Keep only those lines of the records that include the string "price".

--- EXERCISE MATERIALS ---

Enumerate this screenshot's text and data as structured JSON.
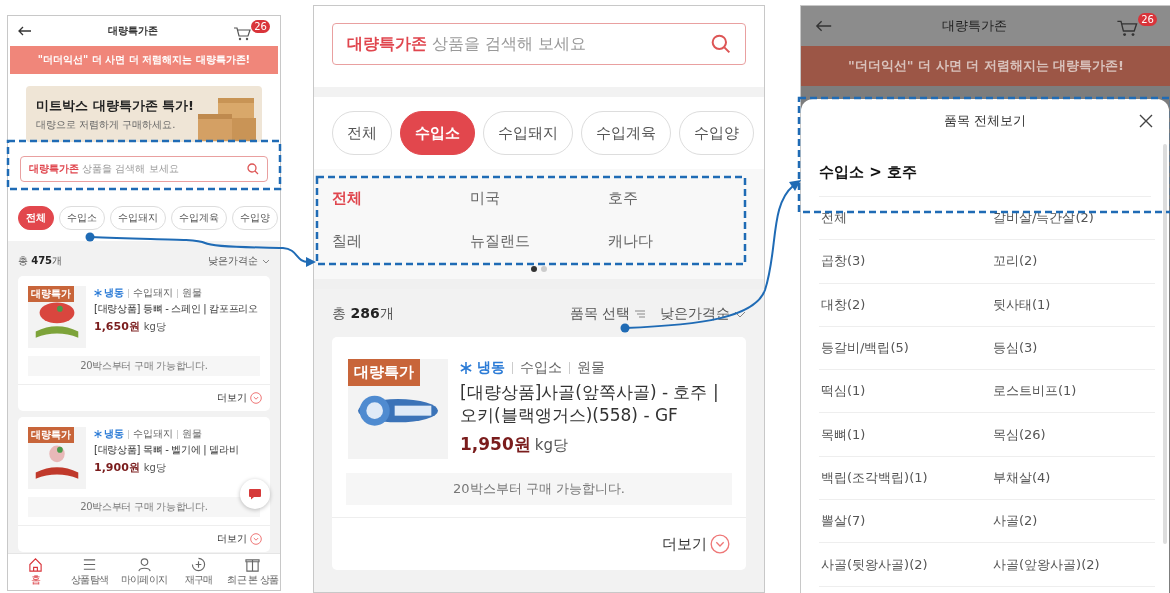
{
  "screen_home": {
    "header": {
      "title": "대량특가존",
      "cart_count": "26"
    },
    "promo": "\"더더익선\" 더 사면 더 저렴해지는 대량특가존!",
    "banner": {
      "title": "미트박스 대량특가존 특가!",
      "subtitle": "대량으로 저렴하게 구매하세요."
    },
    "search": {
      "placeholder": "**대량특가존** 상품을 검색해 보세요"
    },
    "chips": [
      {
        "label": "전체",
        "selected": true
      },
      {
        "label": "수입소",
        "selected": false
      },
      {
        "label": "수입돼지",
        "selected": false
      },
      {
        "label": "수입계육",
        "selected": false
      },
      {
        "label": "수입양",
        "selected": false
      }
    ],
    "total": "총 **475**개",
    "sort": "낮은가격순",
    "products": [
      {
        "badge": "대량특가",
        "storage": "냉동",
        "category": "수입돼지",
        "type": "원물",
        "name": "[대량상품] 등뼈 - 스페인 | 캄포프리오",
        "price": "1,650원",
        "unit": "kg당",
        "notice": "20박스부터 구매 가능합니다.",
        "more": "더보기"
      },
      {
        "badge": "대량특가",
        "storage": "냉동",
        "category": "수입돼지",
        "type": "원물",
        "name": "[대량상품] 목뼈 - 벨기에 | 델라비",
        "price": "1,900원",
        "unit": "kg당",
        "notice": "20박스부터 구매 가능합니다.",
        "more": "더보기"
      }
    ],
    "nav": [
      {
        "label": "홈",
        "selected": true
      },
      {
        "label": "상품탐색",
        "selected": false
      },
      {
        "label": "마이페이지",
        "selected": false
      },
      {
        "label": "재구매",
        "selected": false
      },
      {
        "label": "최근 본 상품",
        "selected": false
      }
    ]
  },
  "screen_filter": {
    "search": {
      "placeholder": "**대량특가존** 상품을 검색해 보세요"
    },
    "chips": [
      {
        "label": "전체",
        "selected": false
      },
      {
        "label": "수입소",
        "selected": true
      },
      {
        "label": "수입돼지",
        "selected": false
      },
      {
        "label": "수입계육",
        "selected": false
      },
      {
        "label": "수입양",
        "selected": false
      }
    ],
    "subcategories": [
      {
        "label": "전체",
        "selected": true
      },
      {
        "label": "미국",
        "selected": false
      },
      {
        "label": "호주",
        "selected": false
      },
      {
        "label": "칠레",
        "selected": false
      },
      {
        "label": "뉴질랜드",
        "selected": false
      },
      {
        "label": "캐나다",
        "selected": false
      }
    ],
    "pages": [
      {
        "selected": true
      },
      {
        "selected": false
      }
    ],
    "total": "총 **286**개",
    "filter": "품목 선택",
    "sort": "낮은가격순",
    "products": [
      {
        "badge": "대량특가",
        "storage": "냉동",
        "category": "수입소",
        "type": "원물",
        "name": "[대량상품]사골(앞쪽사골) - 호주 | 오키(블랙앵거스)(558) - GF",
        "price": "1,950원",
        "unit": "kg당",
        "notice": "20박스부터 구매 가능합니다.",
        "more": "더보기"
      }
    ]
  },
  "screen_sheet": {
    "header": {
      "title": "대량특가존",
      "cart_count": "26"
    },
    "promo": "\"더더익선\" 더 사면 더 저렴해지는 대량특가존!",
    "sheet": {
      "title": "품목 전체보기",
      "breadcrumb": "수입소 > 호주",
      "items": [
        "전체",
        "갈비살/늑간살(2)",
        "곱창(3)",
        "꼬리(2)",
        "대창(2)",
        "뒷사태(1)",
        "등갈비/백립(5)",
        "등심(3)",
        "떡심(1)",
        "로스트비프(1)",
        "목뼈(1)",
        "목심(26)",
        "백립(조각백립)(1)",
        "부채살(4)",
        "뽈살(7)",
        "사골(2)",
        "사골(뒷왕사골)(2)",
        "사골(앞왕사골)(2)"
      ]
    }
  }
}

---

• OUTPUT:
        "price": "1,650원",
        "price": "1,900원",
        "price": "1,950원",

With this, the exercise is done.